(Dataset entries)
==========

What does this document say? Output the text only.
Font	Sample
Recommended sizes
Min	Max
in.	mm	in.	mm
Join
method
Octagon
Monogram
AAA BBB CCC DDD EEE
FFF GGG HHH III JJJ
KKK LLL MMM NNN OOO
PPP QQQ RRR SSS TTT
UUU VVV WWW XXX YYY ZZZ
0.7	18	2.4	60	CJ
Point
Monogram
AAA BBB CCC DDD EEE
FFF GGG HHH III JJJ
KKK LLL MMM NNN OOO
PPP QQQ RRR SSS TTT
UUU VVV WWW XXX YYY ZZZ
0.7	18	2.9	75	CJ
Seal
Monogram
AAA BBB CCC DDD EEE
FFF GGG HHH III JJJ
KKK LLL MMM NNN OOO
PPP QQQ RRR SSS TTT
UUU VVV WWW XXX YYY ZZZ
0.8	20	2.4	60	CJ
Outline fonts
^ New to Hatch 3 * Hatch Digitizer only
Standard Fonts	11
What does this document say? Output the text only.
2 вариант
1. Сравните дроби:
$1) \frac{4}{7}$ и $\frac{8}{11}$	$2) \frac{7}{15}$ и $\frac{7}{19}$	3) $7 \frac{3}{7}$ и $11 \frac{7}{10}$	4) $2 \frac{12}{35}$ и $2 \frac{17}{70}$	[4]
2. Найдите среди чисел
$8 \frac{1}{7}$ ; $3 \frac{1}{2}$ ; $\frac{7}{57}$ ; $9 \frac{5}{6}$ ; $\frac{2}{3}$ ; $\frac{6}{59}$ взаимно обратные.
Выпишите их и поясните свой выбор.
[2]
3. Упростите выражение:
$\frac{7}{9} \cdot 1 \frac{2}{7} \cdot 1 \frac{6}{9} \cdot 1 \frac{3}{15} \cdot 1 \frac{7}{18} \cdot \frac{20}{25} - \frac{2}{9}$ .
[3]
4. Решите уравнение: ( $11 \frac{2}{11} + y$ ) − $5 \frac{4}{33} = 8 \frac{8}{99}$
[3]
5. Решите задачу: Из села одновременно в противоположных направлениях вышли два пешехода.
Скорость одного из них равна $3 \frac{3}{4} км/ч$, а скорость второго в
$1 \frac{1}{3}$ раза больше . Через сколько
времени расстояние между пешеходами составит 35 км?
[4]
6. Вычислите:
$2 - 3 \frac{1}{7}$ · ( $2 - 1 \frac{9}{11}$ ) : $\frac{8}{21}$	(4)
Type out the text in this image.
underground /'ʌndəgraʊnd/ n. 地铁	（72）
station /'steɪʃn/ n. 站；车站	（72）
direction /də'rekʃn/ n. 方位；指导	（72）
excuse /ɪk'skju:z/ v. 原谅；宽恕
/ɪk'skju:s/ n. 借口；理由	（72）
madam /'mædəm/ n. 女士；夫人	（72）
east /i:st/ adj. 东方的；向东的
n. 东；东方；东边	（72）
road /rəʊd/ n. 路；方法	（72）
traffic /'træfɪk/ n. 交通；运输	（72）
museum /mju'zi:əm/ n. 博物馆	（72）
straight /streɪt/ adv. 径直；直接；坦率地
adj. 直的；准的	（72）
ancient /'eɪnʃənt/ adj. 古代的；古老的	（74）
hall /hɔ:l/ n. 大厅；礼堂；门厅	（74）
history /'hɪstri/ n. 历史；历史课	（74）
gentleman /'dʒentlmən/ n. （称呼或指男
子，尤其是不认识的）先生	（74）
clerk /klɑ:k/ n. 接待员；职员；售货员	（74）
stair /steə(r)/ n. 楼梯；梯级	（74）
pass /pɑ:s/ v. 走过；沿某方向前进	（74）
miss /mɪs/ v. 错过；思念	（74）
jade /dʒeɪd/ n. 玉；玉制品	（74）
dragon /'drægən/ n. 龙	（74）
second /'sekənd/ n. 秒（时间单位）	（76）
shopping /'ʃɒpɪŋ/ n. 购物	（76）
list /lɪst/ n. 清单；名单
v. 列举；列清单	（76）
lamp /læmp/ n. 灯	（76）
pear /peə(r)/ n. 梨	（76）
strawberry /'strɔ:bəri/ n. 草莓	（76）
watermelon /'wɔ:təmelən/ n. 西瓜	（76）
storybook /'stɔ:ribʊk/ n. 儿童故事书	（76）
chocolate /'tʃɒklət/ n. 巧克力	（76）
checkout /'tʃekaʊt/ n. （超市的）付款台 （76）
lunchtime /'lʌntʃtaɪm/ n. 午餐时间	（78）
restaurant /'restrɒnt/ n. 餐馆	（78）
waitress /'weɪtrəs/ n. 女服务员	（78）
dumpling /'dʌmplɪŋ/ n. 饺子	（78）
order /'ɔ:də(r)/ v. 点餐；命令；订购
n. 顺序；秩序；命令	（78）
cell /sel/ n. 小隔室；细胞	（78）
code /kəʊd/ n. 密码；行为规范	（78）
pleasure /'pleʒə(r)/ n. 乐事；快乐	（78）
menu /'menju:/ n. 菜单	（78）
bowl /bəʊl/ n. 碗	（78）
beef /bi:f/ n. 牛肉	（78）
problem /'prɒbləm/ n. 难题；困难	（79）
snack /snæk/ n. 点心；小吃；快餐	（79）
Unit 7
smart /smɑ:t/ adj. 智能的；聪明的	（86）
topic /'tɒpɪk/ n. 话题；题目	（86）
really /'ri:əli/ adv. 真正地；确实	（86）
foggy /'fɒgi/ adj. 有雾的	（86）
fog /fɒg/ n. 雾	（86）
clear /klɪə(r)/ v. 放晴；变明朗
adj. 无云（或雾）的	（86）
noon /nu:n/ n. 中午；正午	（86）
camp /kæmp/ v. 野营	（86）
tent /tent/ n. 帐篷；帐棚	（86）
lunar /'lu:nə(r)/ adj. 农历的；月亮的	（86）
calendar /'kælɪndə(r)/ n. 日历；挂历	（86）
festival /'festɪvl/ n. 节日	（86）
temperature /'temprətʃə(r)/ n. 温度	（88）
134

==========

• _Task requirements_: Can you reproduce all the material exactly?

• _In response_:
What does this document say? Output the text only.
Font	Sample
Recommended sizes
Min	Max
in.	mm	in.	mm
Join
method
Octagon
Monogram
AAA BBB CCC DDD EEE
FFF GGG HHH III JJJ
KKK LLL MMM NNN OOO
PPP QQQ RRR SSS TTT
UUU VVV WWW XXX YYY ZZZ
0.7	18	2.4	60	CJ
Point
Monogram
AAA BBB CCC DDD EEE
FFF GGG HHH III JJJ
KKK LLL MMM NNN OOO
PPP QQQ RRR SSS TTT
UUU VVV WWW XXX YYY ZZZ
0.7	18	2.9	75	CJ
Seal
Monogram
AAA BBB CCC DDD EEE
FFF GGG HHH III JJJ
KKK LLL MMM NNN OOO
PPP QQQ RRR SSS TTT
UUU VVV WWW XXX YYY ZZZ
0.8	20	2.4	60	CJ
Outline fonts
^ New to Hatch 3 * Hatch Digitizer only
Standard Fonts	11
What does this document say? Output the text only.
2 вариант
1. Сравните дроби:
$1) \frac{4}{7}$ и $\frac{8}{11}$	$2) \frac{7}{15}$ и $\frac{7}{19}$	3) $7 \frac{3}{7}$ и $11 \frac{7}{10}$	4) $2 \frac{12}{35}$ и $2 \frac{17}{70}$	[4]
2. Найдите среди чисел
$8 \frac{1}{7}$ ; $3 \frac{1}{2}$ ; $\frac{7}{57}$ ; $9 \frac{5}{6}$ ; $\frac{2}{3}$ ; $\frac{6}{59}$ взаимно обратные.
Выпишите их и поясните свой выбор.
[2]
3. Упростите выражение:
$\frac{7}{9} \cdot 1 \frac{2}{7} \cdot 1 \frac{6}{9} \cdot 1 \frac{3}{15} \cdot 1 \frac{7}{18} \cdot \frac{20}{25} - \frac{2}{9}$ .
[3]
4. Решите уравнение: ( $11 \frac{2}{11} + y$ ) − $5 \frac{4}{33} = 8 \frac{8}{99}$
[3]
5. Решите задачу: Из села одновременно в противоположных направлениях вышли два пешехода.
Скорость одного из них равна $3 \frac{3}{4} км/ч$, а скорость второго в
$1 \frac{1}{3}$ раза больше . Через сколько
времени расстояние между пешеходами составит 35 км?
[4]
6. Вычислите:
$2 - 3 \frac{1}{7}$ · ( $2 - 1 \frac{9}{11}$ ) : $\frac{8}{21}$	(4)
Type out the text in this image.
underground /'ʌndəgraʊnd/ n. 地铁	（72）
station /'steɪʃn/ n. 站；车站	（72）
direction /də'rekʃn/ n. 方位；指导	（72）
excuse /ɪk'skju:z/ v. 原谅；宽恕
/ɪk'skju:s/ n. 借口；理由	（72）
madam /'mædəm/ n. 女士；夫人	（72）
east /i:st/ adj. 东方的；向东的
n. 东；东方；东边	（72）
road /rəʊd/ n. 路；方法	（72）
traffic /'træfɪk/ n. 交通；运输	（72）
museum /mju'zi:əm/ n. 博物馆	（72）
straight /streɪt/ adv. 径直；直接；坦率地
adj. 直的；准的	（72）
ancient /'eɪnʃənt/ adj. 古代的；古老的	（74）
hall /hɔ:l/ n. 大厅；礼堂；门厅	（74）
history /'hɪstri/ n. 历史；历史课	（74）
gentleman /'dʒentlmən/ n. （称呼或指男
子，尤其是不认识的）先生	（74）
clerk /klɑ:k/ n. 接待员；职员；售货员	（74）
stair /steə(r)/ n. 楼梯；梯级	（74）
pass /pɑ:s/ v. 走过；沿某方向前进	（74）
miss /mɪs/ v. 错过；思念	（74）
jade /dʒeɪd/ n. 玉；玉制品	（74）
dragon /'drægən/ n. 龙	（74）
second /'sekənd/ n. 秒（时间单位）	（76）
shopping /'ʃɒpɪŋ/ n. 购物	（76）
list /lɪst/ n. 清单；名单
v. 列举；列清单	（76）
lamp /læmp/ n. 灯	（76）
pear /peə(r)/ n. 梨	（76）
strawberry /'strɔ:bəri/ n. 草莓	（76）
watermelon /'wɔ:təmelən/ n. 西瓜	（76）
storybook /'stɔ:ribʊk/ n. 儿童故事书	（76）
chocolate /'tʃɒklət/ n. 巧克力	（76）
checkout /'tʃekaʊt/ n. （超市的）付款台 （76）
lunchtime /'lʌntʃtaɪm/ n. 午餐时间	（78）
restaurant /'restrɒnt/ n. 餐馆	（78）
waitress /'weɪtrəs/ n. 女服务员	（78）
dumpling /'dʌmplɪŋ/ n. 饺子	（78）
order /'ɔ:də(r)/ v. 点餐；命令；订购
n. 顺序；秩序；命令	（78）
cell /sel/ n. 小隔室；细胞	（78）
code /kəʊd/ n. 密码；行为规范	（78）
pleasure /'pleʒə(r)/ n. 乐事；快乐	（78）
menu /'menju:/ n. 菜单	（78）
bowl /bəʊl/ n. 碗	（78）
beef /bi:f/ n. 牛肉	（78）
problem /'prɒbləm/ n. 难题；困难	（79）
snack /snæk/ n. 点心；小吃；快餐	（79）
Unit 7
smart /smɑ:t/ adj. 智能的；聪明的	（86）
topic /'tɒpɪk/ n. 话题；题目	（86）
really /'ri:əli/ adv. 真正地；确实	（86）
foggy /'fɒgi/ adj. 有雾的	（86）
fog /fɒg/ n. 雾	（86）
clear /klɪə(r)/ v. 放晴；变明朗
adj. 无云（或雾）的	（86）
noon /nu:n/ n. 中午；正午	（86）
camp /kæmp/ v. 野营	（86）
tent /tent/ n. 帐篷；帐棚	（86）
lunar /'lu:nə(r)/ adj. 农历的；月亮的	（86）
calendar /'kælɪndə(r)/ n. 日历；挂历	（86）
festival /'festɪvl/ n. 节日	（86）
temperature /'temprətʃə(r)/ n. 温度	（88）
134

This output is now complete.